== Records shown

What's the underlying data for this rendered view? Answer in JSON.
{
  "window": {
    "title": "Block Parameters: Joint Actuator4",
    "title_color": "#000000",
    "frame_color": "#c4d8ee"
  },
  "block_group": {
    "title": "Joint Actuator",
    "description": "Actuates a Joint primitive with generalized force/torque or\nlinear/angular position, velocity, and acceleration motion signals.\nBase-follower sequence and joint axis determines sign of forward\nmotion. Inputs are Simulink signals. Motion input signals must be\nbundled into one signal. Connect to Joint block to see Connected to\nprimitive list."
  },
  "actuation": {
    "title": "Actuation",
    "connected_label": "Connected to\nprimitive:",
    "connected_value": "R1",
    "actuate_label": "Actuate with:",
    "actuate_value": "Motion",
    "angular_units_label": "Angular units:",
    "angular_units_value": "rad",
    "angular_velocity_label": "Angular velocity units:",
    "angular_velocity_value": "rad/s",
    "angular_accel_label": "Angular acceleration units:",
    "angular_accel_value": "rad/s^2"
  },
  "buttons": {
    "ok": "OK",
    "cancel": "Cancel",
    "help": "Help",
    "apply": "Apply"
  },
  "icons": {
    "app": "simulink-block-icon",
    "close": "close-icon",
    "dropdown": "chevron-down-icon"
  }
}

====

• [Instructions for the task]: Write down every line of the data above that includes the string "Motion".

• [Written response]:
    "description": "Actuates a Joint primitive with generalized force/torque or\nlinear/angular position, velocity, and acceleration motion signals.\nBase-follower sequence and joint axis determines sign of forward\nmotion. Inputs are Simulink signals. Motion input signals must be\nbundled into one signal. Connect to Joint block to see Connected to\nprimitive list."
    "actuate_value": "Motion",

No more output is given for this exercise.